### What you should do
Output only the count of lines that contain "icon".

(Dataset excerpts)
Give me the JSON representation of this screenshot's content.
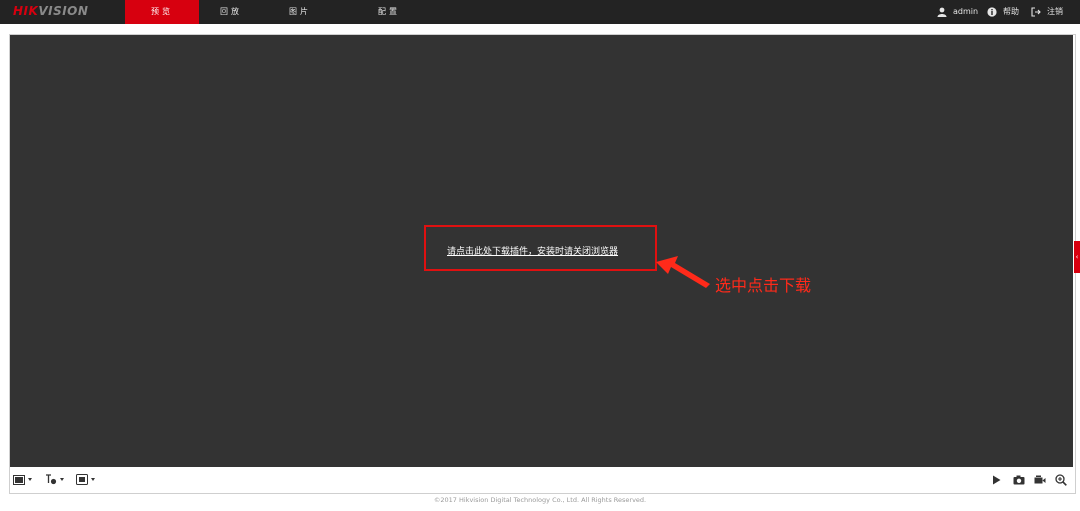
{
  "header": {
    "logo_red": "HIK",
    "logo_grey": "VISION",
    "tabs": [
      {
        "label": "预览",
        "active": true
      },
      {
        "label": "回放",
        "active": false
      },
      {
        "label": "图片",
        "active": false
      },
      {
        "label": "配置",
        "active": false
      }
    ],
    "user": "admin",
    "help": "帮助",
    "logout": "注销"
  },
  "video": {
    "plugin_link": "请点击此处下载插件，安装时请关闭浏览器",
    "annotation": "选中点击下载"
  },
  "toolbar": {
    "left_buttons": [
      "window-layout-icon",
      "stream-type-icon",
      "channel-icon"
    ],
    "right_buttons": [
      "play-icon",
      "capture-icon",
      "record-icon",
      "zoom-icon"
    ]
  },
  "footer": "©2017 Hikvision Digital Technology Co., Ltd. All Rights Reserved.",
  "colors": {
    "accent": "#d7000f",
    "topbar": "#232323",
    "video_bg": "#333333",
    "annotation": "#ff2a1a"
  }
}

...

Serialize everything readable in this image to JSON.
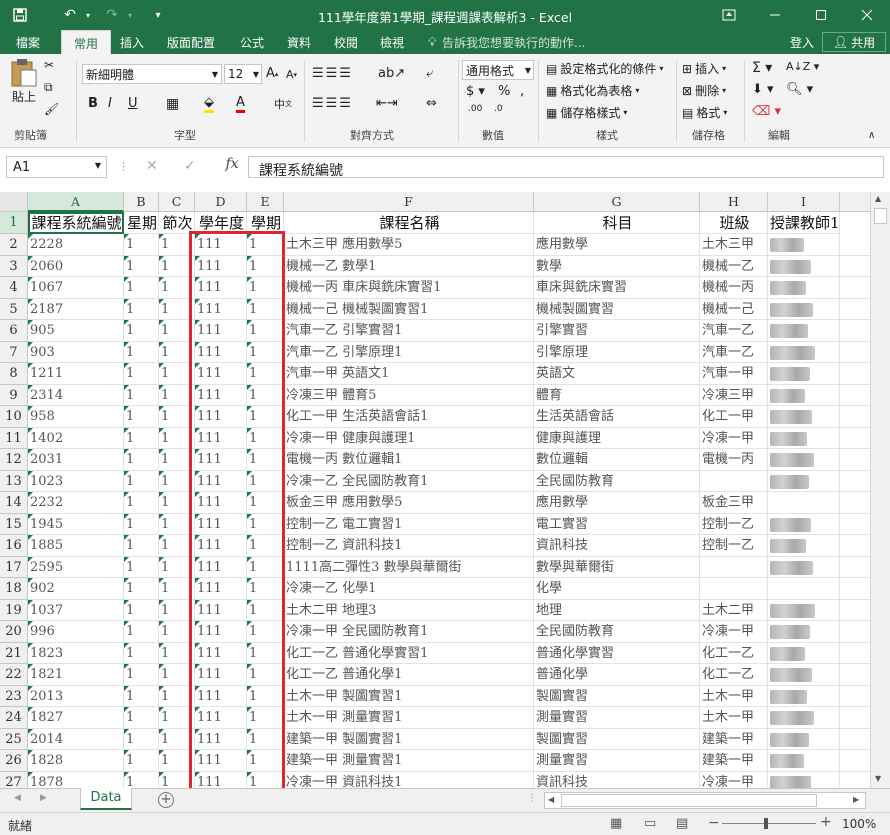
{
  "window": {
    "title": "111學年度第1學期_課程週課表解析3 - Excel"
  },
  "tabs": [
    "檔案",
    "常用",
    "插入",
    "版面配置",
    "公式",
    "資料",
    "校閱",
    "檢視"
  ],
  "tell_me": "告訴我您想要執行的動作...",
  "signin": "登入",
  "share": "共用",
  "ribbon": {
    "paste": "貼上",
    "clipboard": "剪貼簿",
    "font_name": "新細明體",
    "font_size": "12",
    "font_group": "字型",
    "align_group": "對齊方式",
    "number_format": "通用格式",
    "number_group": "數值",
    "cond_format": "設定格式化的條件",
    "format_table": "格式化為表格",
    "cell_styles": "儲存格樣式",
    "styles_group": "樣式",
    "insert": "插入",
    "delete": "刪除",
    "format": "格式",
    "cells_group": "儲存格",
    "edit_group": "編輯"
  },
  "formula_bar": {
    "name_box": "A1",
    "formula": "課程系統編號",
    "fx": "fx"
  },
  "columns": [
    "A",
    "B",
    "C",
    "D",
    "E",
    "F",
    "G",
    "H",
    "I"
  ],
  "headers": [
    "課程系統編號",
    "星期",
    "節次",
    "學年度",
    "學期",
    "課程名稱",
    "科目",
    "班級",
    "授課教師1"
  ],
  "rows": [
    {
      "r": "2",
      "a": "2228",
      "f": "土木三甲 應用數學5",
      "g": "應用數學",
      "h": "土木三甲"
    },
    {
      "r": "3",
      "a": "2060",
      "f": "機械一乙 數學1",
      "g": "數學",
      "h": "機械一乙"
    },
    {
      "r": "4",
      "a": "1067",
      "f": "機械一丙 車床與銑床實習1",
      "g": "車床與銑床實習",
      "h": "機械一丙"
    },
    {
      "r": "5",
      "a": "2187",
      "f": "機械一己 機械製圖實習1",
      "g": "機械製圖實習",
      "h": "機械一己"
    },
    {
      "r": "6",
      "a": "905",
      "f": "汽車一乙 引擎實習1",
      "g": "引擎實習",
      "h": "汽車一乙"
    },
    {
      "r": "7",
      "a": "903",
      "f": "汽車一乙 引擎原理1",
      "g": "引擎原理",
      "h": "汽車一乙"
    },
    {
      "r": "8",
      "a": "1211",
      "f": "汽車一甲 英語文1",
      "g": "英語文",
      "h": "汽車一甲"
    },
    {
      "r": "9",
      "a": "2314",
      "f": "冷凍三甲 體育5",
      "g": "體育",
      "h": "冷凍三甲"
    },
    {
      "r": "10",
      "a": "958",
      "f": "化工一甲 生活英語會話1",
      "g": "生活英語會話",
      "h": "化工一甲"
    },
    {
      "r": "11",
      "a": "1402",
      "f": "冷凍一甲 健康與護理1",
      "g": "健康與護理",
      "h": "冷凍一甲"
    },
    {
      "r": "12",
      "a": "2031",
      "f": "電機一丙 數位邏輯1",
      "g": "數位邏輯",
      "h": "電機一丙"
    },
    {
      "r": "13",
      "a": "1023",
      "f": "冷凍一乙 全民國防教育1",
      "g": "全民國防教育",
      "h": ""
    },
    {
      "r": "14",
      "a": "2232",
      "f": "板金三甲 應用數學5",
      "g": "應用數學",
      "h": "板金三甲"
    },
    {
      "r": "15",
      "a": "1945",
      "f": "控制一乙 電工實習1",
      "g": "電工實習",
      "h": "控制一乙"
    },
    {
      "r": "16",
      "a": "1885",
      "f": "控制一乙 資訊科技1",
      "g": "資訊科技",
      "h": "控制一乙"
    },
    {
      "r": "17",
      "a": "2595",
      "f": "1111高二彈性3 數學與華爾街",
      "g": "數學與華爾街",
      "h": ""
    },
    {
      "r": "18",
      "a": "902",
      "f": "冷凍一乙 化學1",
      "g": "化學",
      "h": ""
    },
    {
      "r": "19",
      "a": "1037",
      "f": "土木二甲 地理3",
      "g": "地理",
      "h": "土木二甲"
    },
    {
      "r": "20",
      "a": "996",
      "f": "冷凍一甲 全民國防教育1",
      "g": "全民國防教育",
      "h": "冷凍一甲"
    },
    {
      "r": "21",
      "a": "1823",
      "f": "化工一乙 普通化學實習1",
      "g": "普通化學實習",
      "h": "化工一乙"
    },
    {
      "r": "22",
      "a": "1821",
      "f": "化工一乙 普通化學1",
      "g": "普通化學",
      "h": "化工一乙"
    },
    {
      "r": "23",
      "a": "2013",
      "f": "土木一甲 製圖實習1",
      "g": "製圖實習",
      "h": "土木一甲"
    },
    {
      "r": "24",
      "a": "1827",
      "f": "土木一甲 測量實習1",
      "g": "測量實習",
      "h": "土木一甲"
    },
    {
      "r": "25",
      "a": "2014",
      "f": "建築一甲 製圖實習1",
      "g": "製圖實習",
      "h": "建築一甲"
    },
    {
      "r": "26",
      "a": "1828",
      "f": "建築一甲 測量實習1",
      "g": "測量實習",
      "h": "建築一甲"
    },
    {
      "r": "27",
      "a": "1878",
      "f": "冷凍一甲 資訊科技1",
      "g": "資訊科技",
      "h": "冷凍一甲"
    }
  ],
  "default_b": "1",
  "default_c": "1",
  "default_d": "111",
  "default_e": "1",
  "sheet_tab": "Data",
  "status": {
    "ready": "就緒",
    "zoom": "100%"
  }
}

### Task output
7